### Data entries

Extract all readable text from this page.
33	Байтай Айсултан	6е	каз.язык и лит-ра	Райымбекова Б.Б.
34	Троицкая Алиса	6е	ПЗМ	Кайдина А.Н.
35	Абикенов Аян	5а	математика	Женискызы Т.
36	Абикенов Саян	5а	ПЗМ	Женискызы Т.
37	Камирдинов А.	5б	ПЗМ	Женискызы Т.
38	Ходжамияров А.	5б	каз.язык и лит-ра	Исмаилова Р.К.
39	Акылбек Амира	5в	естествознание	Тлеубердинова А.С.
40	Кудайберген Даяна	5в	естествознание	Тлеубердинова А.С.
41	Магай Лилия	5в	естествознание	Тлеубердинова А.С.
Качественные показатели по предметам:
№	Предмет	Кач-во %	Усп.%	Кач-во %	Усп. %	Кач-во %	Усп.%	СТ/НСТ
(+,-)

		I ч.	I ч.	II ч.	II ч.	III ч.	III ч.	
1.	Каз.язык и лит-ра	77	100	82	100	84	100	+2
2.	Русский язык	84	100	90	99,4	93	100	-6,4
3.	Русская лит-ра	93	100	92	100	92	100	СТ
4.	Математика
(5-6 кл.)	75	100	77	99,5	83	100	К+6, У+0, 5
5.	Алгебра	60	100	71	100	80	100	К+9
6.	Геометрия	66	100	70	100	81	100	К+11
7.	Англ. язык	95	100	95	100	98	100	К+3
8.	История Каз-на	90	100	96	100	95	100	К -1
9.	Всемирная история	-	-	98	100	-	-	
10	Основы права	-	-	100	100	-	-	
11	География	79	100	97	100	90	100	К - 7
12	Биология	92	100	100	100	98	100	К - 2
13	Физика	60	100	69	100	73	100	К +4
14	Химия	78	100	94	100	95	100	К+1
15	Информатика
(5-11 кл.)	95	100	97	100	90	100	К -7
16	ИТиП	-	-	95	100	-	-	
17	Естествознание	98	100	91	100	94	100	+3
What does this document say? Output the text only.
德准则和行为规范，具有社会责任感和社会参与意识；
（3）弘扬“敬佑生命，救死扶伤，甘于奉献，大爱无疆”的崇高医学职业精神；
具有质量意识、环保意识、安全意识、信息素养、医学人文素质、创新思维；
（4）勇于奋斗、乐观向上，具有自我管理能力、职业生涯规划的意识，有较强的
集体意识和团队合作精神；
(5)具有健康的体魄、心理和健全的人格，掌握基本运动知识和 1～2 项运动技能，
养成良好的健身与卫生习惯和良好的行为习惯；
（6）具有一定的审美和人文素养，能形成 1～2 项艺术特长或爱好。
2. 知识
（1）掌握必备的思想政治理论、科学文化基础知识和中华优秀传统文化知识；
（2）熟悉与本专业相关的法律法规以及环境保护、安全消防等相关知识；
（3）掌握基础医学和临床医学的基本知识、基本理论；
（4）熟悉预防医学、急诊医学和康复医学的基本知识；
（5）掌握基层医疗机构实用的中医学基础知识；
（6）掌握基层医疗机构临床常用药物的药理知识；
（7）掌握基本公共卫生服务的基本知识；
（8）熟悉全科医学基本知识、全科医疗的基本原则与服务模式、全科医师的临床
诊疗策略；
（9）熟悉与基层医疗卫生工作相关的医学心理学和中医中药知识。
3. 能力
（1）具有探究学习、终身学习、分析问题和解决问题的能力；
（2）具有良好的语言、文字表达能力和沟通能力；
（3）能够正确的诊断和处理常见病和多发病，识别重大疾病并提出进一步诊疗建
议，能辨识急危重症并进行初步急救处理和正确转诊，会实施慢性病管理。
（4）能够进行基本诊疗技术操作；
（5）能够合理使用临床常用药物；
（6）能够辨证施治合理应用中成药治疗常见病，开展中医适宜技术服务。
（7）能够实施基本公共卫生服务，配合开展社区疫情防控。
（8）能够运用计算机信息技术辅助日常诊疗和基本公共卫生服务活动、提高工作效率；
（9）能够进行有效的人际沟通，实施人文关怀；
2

######

◆ **Directive**:
Set all of the records down again, exactly as they stand.

◆ **Right answer**:
Extract all readable text from this page.
33	Байтай Айсултан	6е	каз.язык и лит-ра	Райымбекова Б.Б.
34	Троицкая Алиса	6е	ПЗМ	Кайдина А.Н.
35	Абикенов Аян	5а	математика	Женискызы Т.
36	Абикенов Саян	5а	ПЗМ	Женискызы Т.
37	Камирдинов А.	5б	ПЗМ	Женискызы Т.
38	Ходжамияров А.	5б	каз.язык и лит-ра	Исмаилова Р.К.
39	Акылбек Амира	5в	естествознание	Тлеубердинова А.С.
40	Кудайберген Даяна	5в	естествознание	Тлеубердинова А.С.
41	Магай Лилия	5в	естествознание	Тлеубердинова А.С.
Качественные показатели по предметам:
№	Предмет	Кач-во %	Усп.%	Кач-во %	Усп. %	Кач-во %	Усп.%	СТ/НСТ
(+,-)

		I ч.	I ч.	II ч.	II ч.	III ч.	III ч.	
1.	Каз.язык и лит-ра	77	100	82	100	84	100	+2
2.	Русский язык	84	100	90	99,4	93	100	-6,4
3.	Русская лит-ра	93	100	92	100	92	100	СТ
4.	Математика
(5-6 кл.)	75	100	77	99,5	83	100	К+6, У+0, 5
5.	Алгебра	60	100	71	100	80	100	К+9
6.	Геометрия	66	100	70	100	81	100	К+11
7.	Англ. язык	95	100	95	100	98	100	К+3
8.	История Каз-на	90	100	96	100	95	100	К -1
9.	Всемирная история	-	-	98	100	-	-	
10	Основы права	-	-	100	100	-	-	
11	География	79	100	97	100	90	100	К - 7
12	Биология	92	100	100	100	98	100	К - 2
13	Физика	60	100	69	100	73	100	К +4
14	Химия	78	100	94	100	95	100	К+1
15	Информатика
(5-11 кл.)	95	100	97	100	90	100	К -7
16	ИТиП	-	-	95	100	-	-	
17	Естествознание	98	100	91	100	94	100	+3
What does this document say? Output the text only.
德准则和行为规范，具有社会责任感和社会参与意识；
（3）弘扬“敬佑生命，救死扶伤，甘于奉献，大爱无疆”的崇高医学职业精神；
具有质量意识、环保意识、安全意识、信息素养、医学人文素质、创新思维；
（4）勇于奋斗、乐观向上，具有自我管理能力、职业生涯规划的意识，有较强的
集体意识和团队合作精神；
(5)具有健康的体魄、心理和健全的人格，掌握基本运动知识和 1～2 项运动技能，
养成良好的健身与卫生习惯和良好的行为习惯；
（6）具有一定的审美和人文素养，能形成 1～2 项艺术特长或爱好。
2. 知识
（1）掌握必备的思想政治理论、科学文化基础知识和中华优秀传统文化知识；
（2）熟悉与本专业相关的法律法规以及环境保护、安全消防等相关知识；
（3）掌握基础医学和临床医学的基本知识、基本理论；
（4）熟悉预防医学、急诊医学和康复医学的基本知识；
（5）掌握基层医疗机构实用的中医学基础知识；
（6）掌握基层医疗机构临床常用药物的药理知识；
（7）掌握基本公共卫生服务的基本知识；
（8）熟悉全科医学基本知识、全科医疗的基本原则与服务模式、全科医师的临床
诊疗策略；
（9）熟悉与基层医疗卫生工作相关的医学心理学和中医中药知识。
3. 能力
（1）具有探究学习、终身学习、分析问题和解决问题的能力；
（2）具有良好的语言、文字表达能力和沟通能力；
（3）能够正确的诊断和处理常见病和多发病，识别重大疾病并提出进一步诊疗建
议，能辨识急危重症并进行初步急救处理和正确转诊，会实施慢性病管理。
（4）能够进行基本诊疗技术操作；
（5）能够合理使用临床常用药物；
（6）能够辨证施治合理应用中成药治疗常见病，开展中医适宜技术服务。
（7）能够实施基本公共卫生服务，配合开展社区疫情防控。
（8）能够运用计算机信息技术辅助日常诊疗和基本公共卫生服务活动、提高工作效率；
（9）能够进行有效的人际沟通，实施人文关怀；
2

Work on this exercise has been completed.